What needs to be done
Looking at the listing beneath, work out how many lines hold "Sleep" and report only that figure.

Material provided

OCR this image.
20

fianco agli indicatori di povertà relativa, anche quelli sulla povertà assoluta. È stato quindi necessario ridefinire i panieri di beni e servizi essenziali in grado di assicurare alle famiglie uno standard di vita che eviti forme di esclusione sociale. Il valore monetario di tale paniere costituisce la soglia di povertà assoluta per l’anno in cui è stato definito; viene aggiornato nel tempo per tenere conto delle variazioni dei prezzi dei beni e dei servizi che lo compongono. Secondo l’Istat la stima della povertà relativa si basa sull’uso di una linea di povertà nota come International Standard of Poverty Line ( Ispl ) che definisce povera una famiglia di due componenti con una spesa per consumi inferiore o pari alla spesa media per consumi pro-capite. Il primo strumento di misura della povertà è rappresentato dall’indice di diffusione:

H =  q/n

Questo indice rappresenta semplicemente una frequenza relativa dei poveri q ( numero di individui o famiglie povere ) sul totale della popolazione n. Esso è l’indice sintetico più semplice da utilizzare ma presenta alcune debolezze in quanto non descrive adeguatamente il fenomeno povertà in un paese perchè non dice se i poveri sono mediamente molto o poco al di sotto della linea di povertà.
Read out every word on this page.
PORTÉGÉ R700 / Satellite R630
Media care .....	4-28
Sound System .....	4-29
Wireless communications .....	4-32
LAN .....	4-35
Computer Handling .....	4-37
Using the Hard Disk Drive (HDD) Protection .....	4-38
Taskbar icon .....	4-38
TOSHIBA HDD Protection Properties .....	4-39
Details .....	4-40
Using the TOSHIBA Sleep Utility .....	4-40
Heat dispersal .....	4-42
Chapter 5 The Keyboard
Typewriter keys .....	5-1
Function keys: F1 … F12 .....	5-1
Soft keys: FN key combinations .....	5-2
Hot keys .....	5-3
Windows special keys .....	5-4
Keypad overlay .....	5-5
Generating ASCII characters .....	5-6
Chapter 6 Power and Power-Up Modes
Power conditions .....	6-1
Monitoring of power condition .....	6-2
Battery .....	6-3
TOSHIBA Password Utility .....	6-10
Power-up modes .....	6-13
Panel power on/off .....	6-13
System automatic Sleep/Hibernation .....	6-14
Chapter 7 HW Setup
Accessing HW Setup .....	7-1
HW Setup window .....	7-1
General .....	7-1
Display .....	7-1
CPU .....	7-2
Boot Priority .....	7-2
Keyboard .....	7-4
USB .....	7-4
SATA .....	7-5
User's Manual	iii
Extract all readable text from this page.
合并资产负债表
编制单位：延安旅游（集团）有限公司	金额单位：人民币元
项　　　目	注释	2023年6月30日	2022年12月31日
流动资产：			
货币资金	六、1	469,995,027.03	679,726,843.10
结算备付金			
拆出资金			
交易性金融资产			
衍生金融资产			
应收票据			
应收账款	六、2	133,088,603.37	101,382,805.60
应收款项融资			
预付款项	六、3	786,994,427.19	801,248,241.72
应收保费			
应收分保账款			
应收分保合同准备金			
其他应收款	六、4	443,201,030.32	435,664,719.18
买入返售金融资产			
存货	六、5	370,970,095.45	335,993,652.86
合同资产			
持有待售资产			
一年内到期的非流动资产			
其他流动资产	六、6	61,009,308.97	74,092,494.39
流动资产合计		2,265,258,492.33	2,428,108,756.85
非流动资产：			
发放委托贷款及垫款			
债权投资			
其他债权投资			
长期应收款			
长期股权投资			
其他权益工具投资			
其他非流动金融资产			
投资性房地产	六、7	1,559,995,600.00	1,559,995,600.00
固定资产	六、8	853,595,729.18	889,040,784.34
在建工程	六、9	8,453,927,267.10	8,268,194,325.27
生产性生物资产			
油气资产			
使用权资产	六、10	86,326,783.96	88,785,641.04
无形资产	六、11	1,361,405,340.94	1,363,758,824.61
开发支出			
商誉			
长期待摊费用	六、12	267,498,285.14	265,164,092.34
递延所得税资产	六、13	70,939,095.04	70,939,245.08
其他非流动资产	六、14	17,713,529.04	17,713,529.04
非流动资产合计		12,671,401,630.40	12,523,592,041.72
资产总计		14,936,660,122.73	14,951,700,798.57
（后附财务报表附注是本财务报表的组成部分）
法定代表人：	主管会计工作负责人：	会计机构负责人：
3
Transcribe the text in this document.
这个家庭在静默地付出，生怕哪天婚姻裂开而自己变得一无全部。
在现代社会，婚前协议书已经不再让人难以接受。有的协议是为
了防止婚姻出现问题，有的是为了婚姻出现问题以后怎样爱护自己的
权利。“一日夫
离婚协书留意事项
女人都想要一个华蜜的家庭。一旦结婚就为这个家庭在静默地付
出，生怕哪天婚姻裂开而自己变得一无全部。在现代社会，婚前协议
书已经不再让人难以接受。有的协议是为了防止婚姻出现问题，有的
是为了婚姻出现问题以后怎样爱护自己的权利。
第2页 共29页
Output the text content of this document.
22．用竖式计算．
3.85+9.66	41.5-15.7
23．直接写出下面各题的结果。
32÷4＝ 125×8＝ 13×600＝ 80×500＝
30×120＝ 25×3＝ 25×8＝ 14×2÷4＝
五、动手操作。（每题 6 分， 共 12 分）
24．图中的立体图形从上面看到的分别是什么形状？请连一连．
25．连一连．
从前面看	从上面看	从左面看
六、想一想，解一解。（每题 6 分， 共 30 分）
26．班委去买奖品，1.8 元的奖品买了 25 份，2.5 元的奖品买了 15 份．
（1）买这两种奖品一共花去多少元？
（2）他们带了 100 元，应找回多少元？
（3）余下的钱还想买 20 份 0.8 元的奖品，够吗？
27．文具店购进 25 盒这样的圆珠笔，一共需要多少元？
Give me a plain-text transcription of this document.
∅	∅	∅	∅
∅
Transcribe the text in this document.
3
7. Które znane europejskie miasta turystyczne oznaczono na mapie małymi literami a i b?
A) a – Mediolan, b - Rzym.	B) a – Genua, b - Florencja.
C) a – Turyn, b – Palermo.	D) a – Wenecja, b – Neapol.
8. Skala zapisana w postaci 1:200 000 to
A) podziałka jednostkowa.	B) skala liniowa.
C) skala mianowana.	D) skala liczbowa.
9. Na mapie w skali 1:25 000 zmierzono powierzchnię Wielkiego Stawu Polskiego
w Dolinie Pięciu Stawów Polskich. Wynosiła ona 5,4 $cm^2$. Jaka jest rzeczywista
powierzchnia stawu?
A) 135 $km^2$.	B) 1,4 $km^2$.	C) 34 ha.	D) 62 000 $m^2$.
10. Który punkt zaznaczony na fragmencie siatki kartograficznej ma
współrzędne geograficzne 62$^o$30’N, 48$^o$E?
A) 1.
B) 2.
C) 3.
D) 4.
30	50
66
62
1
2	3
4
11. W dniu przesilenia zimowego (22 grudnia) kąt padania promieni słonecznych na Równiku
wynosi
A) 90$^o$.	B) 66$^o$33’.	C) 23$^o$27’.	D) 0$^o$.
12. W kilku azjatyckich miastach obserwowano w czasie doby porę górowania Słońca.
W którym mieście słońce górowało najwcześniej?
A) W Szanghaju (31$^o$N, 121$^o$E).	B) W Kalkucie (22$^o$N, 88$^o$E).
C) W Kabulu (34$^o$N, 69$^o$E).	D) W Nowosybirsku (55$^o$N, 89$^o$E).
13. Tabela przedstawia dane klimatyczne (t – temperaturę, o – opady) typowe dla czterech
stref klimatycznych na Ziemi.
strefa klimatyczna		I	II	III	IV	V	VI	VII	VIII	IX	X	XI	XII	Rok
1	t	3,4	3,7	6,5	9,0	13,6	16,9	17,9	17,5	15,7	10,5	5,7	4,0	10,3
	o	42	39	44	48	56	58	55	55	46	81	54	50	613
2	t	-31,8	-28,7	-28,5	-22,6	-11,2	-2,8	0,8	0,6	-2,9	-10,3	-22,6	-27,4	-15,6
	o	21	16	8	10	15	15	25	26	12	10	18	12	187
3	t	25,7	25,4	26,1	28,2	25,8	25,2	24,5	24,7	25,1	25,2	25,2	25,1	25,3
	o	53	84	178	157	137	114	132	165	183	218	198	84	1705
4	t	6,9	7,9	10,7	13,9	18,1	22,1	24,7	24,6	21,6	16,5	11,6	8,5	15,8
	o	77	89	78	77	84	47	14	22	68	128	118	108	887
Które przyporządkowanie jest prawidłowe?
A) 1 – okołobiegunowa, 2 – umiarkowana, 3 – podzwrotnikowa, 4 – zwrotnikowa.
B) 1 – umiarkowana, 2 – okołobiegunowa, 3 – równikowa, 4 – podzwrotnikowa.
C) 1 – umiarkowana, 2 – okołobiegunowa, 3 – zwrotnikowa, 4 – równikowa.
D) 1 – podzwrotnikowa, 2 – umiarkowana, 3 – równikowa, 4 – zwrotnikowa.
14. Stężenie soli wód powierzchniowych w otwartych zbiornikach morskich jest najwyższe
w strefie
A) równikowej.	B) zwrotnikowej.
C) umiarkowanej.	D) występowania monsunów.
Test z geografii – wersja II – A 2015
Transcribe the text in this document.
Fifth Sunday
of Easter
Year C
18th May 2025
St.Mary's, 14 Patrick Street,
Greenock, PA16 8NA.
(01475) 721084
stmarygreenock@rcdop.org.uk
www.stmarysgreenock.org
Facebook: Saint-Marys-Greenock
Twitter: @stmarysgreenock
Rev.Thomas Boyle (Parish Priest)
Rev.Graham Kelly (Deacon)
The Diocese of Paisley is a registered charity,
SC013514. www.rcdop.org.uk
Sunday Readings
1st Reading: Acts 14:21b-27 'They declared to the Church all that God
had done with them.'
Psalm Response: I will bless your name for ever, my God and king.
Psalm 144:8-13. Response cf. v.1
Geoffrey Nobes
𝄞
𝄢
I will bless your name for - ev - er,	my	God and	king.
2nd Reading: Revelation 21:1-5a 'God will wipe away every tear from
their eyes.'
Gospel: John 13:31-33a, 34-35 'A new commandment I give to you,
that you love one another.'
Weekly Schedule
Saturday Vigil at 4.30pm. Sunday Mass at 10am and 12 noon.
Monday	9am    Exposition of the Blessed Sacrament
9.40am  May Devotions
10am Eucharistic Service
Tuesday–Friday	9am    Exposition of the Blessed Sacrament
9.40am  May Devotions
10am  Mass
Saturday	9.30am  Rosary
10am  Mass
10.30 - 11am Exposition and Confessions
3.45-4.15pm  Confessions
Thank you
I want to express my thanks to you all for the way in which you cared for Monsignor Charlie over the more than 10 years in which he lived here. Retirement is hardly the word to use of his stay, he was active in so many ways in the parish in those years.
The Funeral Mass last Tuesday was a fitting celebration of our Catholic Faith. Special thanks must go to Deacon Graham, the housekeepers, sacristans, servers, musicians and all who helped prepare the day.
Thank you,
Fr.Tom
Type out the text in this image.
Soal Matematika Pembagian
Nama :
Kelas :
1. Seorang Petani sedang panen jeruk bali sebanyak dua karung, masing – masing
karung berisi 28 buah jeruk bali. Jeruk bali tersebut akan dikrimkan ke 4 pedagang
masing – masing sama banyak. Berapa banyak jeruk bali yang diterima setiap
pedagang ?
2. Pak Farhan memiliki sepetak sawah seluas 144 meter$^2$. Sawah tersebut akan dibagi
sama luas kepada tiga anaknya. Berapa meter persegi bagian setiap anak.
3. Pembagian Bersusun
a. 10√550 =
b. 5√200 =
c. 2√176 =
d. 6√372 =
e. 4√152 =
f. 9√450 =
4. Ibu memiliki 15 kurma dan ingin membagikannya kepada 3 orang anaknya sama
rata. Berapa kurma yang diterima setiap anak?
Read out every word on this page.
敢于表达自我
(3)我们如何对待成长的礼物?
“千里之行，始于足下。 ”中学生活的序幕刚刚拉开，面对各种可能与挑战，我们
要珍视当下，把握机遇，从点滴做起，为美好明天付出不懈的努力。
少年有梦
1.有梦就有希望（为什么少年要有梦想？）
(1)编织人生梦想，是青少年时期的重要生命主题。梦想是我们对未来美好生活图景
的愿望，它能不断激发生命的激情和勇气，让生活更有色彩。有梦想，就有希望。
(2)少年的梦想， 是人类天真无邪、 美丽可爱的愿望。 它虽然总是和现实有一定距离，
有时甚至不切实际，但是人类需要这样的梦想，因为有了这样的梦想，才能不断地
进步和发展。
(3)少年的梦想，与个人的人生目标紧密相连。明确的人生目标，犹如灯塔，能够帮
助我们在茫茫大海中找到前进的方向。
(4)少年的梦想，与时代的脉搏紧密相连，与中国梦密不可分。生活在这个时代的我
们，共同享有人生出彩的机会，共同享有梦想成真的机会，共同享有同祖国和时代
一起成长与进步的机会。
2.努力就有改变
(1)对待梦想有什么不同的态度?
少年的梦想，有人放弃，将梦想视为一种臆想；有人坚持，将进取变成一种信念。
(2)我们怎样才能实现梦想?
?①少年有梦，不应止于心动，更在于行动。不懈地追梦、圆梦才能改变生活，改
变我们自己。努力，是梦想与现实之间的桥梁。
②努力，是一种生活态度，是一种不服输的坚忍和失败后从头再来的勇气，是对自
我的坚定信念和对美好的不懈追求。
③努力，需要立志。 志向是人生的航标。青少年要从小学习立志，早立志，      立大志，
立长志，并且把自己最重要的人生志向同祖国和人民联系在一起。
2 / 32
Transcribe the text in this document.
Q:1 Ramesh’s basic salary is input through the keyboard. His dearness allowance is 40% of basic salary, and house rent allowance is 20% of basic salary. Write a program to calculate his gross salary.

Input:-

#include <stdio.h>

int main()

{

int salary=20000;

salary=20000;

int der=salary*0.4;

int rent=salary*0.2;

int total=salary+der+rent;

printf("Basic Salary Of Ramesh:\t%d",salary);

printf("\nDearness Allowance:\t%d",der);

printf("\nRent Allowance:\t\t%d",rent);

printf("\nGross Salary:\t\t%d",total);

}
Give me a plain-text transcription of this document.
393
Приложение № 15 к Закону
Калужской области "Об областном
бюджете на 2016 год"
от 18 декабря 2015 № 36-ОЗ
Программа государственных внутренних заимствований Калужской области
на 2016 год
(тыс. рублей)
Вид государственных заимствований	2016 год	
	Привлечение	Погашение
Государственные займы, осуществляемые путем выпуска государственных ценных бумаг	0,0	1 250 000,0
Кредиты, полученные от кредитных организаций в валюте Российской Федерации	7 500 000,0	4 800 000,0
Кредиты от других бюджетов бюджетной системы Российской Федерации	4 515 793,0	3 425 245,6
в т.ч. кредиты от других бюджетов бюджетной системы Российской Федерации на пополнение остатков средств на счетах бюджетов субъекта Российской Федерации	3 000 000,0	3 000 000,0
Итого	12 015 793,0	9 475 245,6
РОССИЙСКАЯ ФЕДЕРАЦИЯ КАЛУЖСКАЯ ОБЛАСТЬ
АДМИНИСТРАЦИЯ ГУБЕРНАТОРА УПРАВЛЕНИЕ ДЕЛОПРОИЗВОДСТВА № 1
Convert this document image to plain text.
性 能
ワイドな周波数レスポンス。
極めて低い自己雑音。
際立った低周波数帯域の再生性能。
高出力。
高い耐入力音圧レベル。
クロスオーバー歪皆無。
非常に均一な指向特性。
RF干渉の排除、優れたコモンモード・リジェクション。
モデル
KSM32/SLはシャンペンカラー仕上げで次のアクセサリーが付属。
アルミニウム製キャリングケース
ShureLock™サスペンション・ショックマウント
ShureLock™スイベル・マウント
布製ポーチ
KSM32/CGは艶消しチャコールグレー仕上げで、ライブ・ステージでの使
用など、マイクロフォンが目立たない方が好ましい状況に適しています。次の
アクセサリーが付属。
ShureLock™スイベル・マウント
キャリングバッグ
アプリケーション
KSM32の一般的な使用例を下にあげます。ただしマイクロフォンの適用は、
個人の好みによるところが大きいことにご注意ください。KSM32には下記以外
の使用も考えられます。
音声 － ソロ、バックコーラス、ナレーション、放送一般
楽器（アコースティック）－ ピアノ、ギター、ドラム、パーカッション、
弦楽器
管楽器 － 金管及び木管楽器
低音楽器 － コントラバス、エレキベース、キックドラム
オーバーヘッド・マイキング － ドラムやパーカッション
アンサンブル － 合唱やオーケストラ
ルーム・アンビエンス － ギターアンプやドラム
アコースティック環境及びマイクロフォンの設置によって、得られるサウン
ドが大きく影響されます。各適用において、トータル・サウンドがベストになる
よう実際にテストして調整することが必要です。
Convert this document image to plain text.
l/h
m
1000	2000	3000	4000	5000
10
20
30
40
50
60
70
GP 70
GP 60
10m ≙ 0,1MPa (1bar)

Exercise solution
2